Exercise objective » Pictures within the data are to be left out; everything else must be reproduced exactly.

Records from a data source:
= = =
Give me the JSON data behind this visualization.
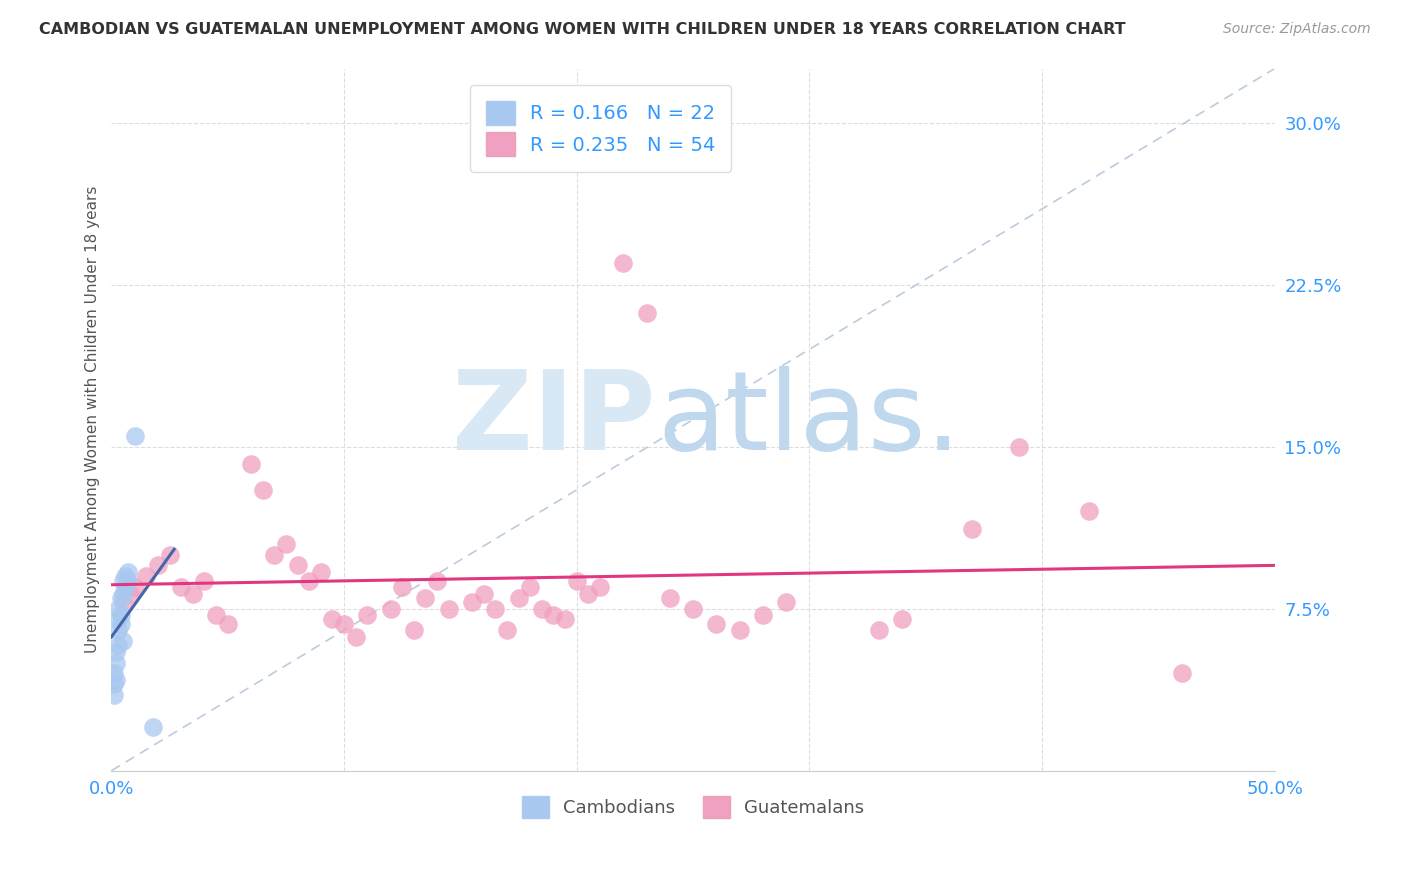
{
  "title": "CAMBODIAN VS GUATEMALAN UNEMPLOYMENT AMONG WOMEN WITH CHILDREN UNDER 18 YEARS CORRELATION CHART",
  "source": "Source: ZipAtlas.com",
  "ylabel": "Unemployment Among Women with Children Under 18 years",
  "xlim": [
    0,
    0.5
  ],
  "ylim": [
    0,
    0.325
  ],
  "xticks": [
    0.0,
    0.1,
    0.2,
    0.3,
    0.4,
    0.5
  ],
  "yticks": [
    0.0,
    0.075,
    0.15,
    0.225,
    0.3
  ],
  "ytick_labels": [
    "",
    "7.5%",
    "15.0%",
    "22.5%",
    "30.0%"
  ],
  "xtick_labels": [
    "0.0%",
    "",
    "",
    "",
    "",
    "50.0%"
  ],
  "R_cambodian": 0.166,
  "N_cambodian": 22,
  "R_guatemalan": 0.235,
  "N_guatemalan": 54,
  "cambodian_color": "#A8C8F0",
  "guatemalan_color": "#F0A0C0",
  "trend_cambodian_color": "#4466AA",
  "trend_guatemalan_color": "#E03880",
  "diag_line_color": "#BBCCDD",
  "background_color": "#FFFFFF",
  "cambodian_x": [
    0.001,
    0.001,
    0.001,
    0.002,
    0.002,
    0.002,
    0.003,
    0.003,
    0.003,
    0.003,
    0.004,
    0.004,
    0.004,
    0.005,
    0.005,
    0.005,
    0.006,
    0.006,
    0.007,
    0.007,
    0.01,
    0.018
  ],
  "cambodian_y": [
    0.045,
    0.04,
    0.035,
    0.055,
    0.05,
    0.042,
    0.075,
    0.07,
    0.065,
    0.058,
    0.08,
    0.072,
    0.068,
    0.088,
    0.082,
    0.06,
    0.09,
    0.085,
    0.092,
    0.088,
    0.155,
    0.02
  ],
  "guatemalan_x": [
    0.005,
    0.008,
    0.01,
    0.015,
    0.02,
    0.025,
    0.03,
    0.035,
    0.04,
    0.045,
    0.05,
    0.06,
    0.065,
    0.07,
    0.075,
    0.08,
    0.085,
    0.09,
    0.095,
    0.1,
    0.105,
    0.11,
    0.12,
    0.125,
    0.13,
    0.135,
    0.14,
    0.145,
    0.155,
    0.16,
    0.165,
    0.17,
    0.175,
    0.18,
    0.185,
    0.19,
    0.195,
    0.2,
    0.205,
    0.21,
    0.22,
    0.23,
    0.24,
    0.25,
    0.26,
    0.27,
    0.28,
    0.29,
    0.33,
    0.34,
    0.37,
    0.39,
    0.42,
    0.46
  ],
  "guatemalan_y": [
    0.078,
    0.082,
    0.085,
    0.09,
    0.095,
    0.1,
    0.085,
    0.082,
    0.088,
    0.072,
    0.068,
    0.142,
    0.13,
    0.1,
    0.105,
    0.095,
    0.088,
    0.092,
    0.07,
    0.068,
    0.062,
    0.072,
    0.075,
    0.085,
    0.065,
    0.08,
    0.088,
    0.075,
    0.078,
    0.082,
    0.075,
    0.065,
    0.08,
    0.085,
    0.075,
    0.072,
    0.07,
    0.088,
    0.082,
    0.085,
    0.235,
    0.212,
    0.08,
    0.075,
    0.068,
    0.065,
    0.072,
    0.078,
    0.065,
    0.07,
    0.112,
    0.15,
    0.12,
    0.045
  ]
}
= = =
Solution to the exercise »
Give me the JSON data behind this visualization.
{
  "title": "CAMBODIAN VS GUATEMALAN UNEMPLOYMENT AMONG WOMEN WITH CHILDREN UNDER 18 YEARS CORRELATION CHART",
  "source": "Source: ZipAtlas.com",
  "ylabel": "Unemployment Among Women with Children Under 18 years",
  "xlim": [
    0,
    0.5
  ],
  "ylim": [
    0,
    0.325
  ],
  "xticks": [
    0.0,
    0.1,
    0.2,
    0.3,
    0.4,
    0.5
  ],
  "yticks": [
    0.0,
    0.075,
    0.15,
    0.225,
    0.3
  ],
  "ytick_labels": [
    "",
    "7.5%",
    "15.0%",
    "22.5%",
    "30.0%"
  ],
  "xtick_labels": [
    "0.0%",
    "",
    "",
    "",
    "",
    "50.0%"
  ],
  "R_cambodian": 0.166,
  "N_cambodian": 22,
  "R_guatemalan": 0.235,
  "N_guatemalan": 54,
  "cambodian_color": "#A8C8F0",
  "guatemalan_color": "#F0A0C0",
  "trend_cambodian_color": "#4466AA",
  "trend_guatemalan_color": "#E03880",
  "diag_line_color": "#BBCCDD",
  "background_color": "#FFFFFF",
  "cambodian_x": [
    0.001,
    0.001,
    0.001,
    0.002,
    0.002,
    0.002,
    0.003,
    0.003,
    0.003,
    0.003,
    0.004,
    0.004,
    0.004,
    0.005,
    0.005,
    0.005,
    0.006,
    0.006,
    0.007,
    0.007,
    0.01,
    0.018
  ],
  "cambodian_y": [
    0.045,
    0.04,
    0.035,
    0.055,
    0.05,
    0.042,
    0.075,
    0.07,
    0.065,
    0.058,
    0.08,
    0.072,
    0.068,
    0.088,
    0.082,
    0.06,
    0.09,
    0.085,
    0.092,
    0.088,
    0.155,
    0.02
  ],
  "guatemalan_x": [
    0.005,
    0.008,
    0.01,
    0.015,
    0.02,
    0.025,
    0.03,
    0.035,
    0.04,
    0.045,
    0.05,
    0.06,
    0.065,
    0.07,
    0.075,
    0.08,
    0.085,
    0.09,
    0.095,
    0.1,
    0.105,
    0.11,
    0.12,
    0.125,
    0.13,
    0.135,
    0.14,
    0.145,
    0.155,
    0.16,
    0.165,
    0.17,
    0.175,
    0.18,
    0.185,
    0.19,
    0.195,
    0.2,
    0.205,
    0.21,
    0.22,
    0.23,
    0.24,
    0.25,
    0.26,
    0.27,
    0.28,
    0.29,
    0.33,
    0.34,
    0.37,
    0.39,
    0.42,
    0.46
  ],
  "guatemalan_y": [
    0.078,
    0.082,
    0.085,
    0.09,
    0.095,
    0.1,
    0.085,
    0.082,
    0.088,
    0.072,
    0.068,
    0.142,
    0.13,
    0.1,
    0.105,
    0.095,
    0.088,
    0.092,
    0.07,
    0.068,
    0.062,
    0.072,
    0.075,
    0.085,
    0.065,
    0.08,
    0.088,
    0.075,
    0.078,
    0.082,
    0.075,
    0.065,
    0.08,
    0.085,
    0.075,
    0.072,
    0.07,
    0.088,
    0.082,
    0.085,
    0.235,
    0.212,
    0.08,
    0.075,
    0.068,
    0.065,
    0.072,
    0.078,
    0.065,
    0.07,
    0.112,
    0.15,
    0.12,
    0.045
  ]
}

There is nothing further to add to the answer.